> What the exercise asks
Write out each entry again. Keep every word exactly as it is.

> Data
---
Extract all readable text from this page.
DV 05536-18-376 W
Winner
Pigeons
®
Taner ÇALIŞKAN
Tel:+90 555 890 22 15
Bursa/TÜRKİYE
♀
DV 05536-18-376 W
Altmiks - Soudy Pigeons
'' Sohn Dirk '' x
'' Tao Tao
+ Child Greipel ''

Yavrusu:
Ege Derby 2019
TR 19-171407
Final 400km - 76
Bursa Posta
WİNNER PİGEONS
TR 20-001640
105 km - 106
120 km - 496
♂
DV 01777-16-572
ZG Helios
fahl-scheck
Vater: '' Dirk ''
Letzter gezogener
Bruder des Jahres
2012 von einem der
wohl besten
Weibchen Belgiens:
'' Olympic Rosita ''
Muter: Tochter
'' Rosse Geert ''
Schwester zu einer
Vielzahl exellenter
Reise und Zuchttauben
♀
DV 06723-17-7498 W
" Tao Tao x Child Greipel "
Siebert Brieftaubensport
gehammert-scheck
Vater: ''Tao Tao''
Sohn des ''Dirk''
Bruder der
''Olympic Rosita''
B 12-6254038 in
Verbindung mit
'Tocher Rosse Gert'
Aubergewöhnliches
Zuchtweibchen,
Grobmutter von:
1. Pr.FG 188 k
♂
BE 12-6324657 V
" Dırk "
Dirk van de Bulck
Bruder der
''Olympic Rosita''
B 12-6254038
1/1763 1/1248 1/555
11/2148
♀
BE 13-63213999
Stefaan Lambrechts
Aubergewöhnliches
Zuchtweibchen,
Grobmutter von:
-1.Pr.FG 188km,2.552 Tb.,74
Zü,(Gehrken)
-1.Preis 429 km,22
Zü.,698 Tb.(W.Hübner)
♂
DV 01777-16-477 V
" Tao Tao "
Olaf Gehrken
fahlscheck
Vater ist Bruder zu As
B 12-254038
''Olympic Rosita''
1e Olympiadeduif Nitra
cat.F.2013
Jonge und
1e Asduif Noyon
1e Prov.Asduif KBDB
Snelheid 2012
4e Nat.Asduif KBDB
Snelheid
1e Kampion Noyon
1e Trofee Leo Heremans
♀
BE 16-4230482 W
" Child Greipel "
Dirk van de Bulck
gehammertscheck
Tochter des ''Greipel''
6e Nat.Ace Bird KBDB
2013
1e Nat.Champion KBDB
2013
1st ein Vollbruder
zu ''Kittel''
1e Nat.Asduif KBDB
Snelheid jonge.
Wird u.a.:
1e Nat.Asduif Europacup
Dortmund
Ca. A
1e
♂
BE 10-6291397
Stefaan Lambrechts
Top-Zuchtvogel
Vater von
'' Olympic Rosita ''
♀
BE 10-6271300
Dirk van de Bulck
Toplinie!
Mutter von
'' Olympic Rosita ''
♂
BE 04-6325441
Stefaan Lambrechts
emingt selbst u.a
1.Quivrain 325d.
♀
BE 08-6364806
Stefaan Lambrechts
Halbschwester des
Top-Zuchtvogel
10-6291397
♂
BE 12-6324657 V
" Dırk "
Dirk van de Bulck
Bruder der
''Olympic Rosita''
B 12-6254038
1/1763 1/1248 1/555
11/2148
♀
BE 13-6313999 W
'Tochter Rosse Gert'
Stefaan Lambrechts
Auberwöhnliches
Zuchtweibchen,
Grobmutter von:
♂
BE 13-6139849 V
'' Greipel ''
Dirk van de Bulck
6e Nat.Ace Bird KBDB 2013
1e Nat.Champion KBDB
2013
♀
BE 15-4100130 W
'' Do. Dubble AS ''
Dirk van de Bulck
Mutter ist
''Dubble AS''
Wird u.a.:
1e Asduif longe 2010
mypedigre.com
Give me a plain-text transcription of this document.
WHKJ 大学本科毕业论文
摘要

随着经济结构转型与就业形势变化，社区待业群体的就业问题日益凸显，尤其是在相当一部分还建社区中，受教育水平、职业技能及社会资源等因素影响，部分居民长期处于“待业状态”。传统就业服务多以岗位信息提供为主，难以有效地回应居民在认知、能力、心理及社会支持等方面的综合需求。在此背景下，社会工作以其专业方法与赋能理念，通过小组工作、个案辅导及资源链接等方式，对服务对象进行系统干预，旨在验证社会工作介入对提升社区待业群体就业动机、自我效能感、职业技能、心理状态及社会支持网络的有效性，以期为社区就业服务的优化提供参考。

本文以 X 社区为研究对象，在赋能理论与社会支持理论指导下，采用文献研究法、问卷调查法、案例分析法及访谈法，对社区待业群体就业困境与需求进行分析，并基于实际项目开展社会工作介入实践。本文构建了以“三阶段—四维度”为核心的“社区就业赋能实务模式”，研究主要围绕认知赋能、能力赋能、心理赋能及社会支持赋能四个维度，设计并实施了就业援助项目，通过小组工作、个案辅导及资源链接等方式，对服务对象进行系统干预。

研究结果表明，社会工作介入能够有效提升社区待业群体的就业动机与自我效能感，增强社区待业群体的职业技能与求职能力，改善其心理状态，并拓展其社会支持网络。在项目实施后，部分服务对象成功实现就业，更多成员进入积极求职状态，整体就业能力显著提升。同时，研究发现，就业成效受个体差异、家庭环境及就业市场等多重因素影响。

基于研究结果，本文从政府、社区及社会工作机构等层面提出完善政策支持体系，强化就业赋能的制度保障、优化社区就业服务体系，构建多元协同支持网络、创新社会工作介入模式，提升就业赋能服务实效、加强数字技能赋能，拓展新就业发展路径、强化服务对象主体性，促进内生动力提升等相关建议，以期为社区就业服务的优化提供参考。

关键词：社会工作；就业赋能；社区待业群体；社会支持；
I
---
> Exercise response
Extract all readable text from this page.
DV 05536-18-376 W
Winner
Pigeons
®
Taner ÇALIŞKAN
Tel:+90 555 890 22 15
Bursa/TÜRKİYE
♀
DV 05536-18-376 W
Altmiks - Soudy Pigeons
'' Sohn Dirk '' x
'' Tao Tao
+ Child Greipel ''

Yavrusu:
Ege Derby 2019
TR 19-171407
Final 400km - 76
Bursa Posta
WİNNER PİGEONS
TR 20-001640
105 km - 106
120 km - 496
♂
DV 01777-16-572
ZG Helios
fahl-scheck
Vater: '' Dirk ''
Letzter gezogener
Bruder des Jahres
2012 von einem der
wohl besten
Weibchen Belgiens:
'' Olympic Rosita ''
Muter: Tochter
'' Rosse Geert ''
Schwester zu einer
Vielzahl exellenter
Reise und Zuchttauben
♀
DV 06723-17-7498 W
" Tao Tao x Child Greipel "
Siebert Brieftaubensport
gehammert-scheck
Vater: ''Tao Tao''
Sohn des ''Dirk''
Bruder der
''Olympic Rosita''
B 12-6254038 in
Verbindung mit
'Tocher Rosse Gert'
Aubergewöhnliches
Zuchtweibchen,
Grobmutter von:
1. Pr.FG 188 k
♂
BE 12-6324657 V
" Dırk "
Dirk van de Bulck
Bruder der
''Olympic Rosita''
B 12-6254038
1/1763 1/1248 1/555
11/2148
♀
BE 13-63213999
Stefaan Lambrechts
Aubergewöhnliches
Zuchtweibchen,
Grobmutter von:
-1.Pr.FG 188km,2.552 Tb.,74
Zü,(Gehrken)
-1.Preis 429 km,22
Zü.,698 Tb.(W.Hübner)
♂
DV 01777-16-477 V
" Tao Tao "
Olaf Gehrken
fahlscheck
Vater ist Bruder zu As
B 12-254038
''Olympic Rosita''
1e Olympiadeduif Nitra
cat.F.2013
Jonge und
1e Asduif Noyon
1e Prov.Asduif KBDB
Snelheid 2012
4e Nat.Asduif KBDB
Snelheid
1e Kampion Noyon
1e Trofee Leo Heremans
♀
BE 16-4230482 W
" Child Greipel "
Dirk van de Bulck
gehammertscheck
Tochter des ''Greipel''
6e Nat.Ace Bird KBDB
2013
1e Nat.Champion KBDB
2013
1st ein Vollbruder
zu ''Kittel''
1e Nat.Asduif KBDB
Snelheid jonge.
Wird u.a.:
1e Nat.Asduif Europacup
Dortmund
Ca. A
1e
♂
BE 10-6291397
Stefaan Lambrechts
Top-Zuchtvogel
Vater von
'' Olympic Rosita ''
♀
BE 10-6271300
Dirk van de Bulck
Toplinie!
Mutter von
'' Olympic Rosita ''
♂
BE 04-6325441
Stefaan Lambrechts
emingt selbst u.a
1.Quivrain 325d.
♀
BE 08-6364806
Stefaan Lambrechts
Halbschwester des
Top-Zuchtvogel
10-6291397
♂
BE 12-6324657 V
" Dırk "
Dirk van de Bulck
Bruder der
''Olympic Rosita''
B 12-6254038
1/1763 1/1248 1/555
11/2148
♀
BE 13-6313999 W
'Tochter Rosse Gert'
Stefaan Lambrechts
Auberwöhnliches
Zuchtweibchen,
Grobmutter von:
♂
BE 13-6139849 V
'' Greipel ''
Dirk van de Bulck
6e Nat.Ace Bird KBDB 2013
1e Nat.Champion KBDB
2013
♀
BE 15-4100130 W
'' Do. Dubble AS ''
Dirk van de Bulck
Mutter ist
''Dubble AS''
Wird u.a.:
1e Asduif longe 2010
mypedigre.com
Give me a plain-text transcription of this document.
WHKJ 大学本科毕业论文
摘要

随着经济结构转型与就业形势变化，社区待业群体的就业问题日益凸显，尤其是在相当一部分还建社区中，受教育水平、职业技能及社会资源等因素影响，部分居民长期处于“待业状态”。传统就业服务多以岗位信息提供为主，难以有效地回应居民在认知、能力、心理及社会支持等方面的综合需求。在此背景下，社会工作以其专业方法与赋能理念，通过小组工作、个案辅导及资源链接等方式，对服务对象进行系统干预，旨在验证社会工作介入对提升社区待业群体就业动机、自我效能感、职业技能、心理状态及社会支持网络的有效性，以期为社区就业服务的优化提供参考。

本文以 X 社区为研究对象，在赋能理论与社会支持理论指导下，采用文献研究法、问卷调查法、案例分析法及访谈法，对社区待业群体就业困境与需求进行分析，并基于实际项目开展社会工作介入实践。本文构建了以“三阶段—四维度”为核心的“社区就业赋能实务模式”，研究主要围绕认知赋能、能力赋能、心理赋能及社会支持赋能四个维度，设计并实施了就业援助项目，通过小组工作、个案辅导及资源链接等方式，对服务对象进行系统干预。

研究结果表明，社会工作介入能够有效提升社区待业群体的就业动机与自我效能感，增强社区待业群体的职业技能与求职能力，改善其心理状态，并拓展其社会支持网络。在项目实施后，部分服务对象成功实现就业，更多成员进入积极求职状态，整体就业能力显著提升。同时，研究发现，就业成效受个体差异、家庭环境及就业市场等多重因素影响。

基于研究结果，本文从政府、社区及社会工作机构等层面提出完善政策支持体系，强化就业赋能的制度保障、优化社区就业服务体系，构建多元协同支持网络、创新社会工作介入模式，提升就业赋能服务实效、加强数字技能赋能，拓展新就业发展路径、强化服务对象主体性，促进内生动力提升等相关建议，以期为社区就业服务的优化提供参考。

关键词：社会工作；就业赋能；社区待业群体；社会支持；
I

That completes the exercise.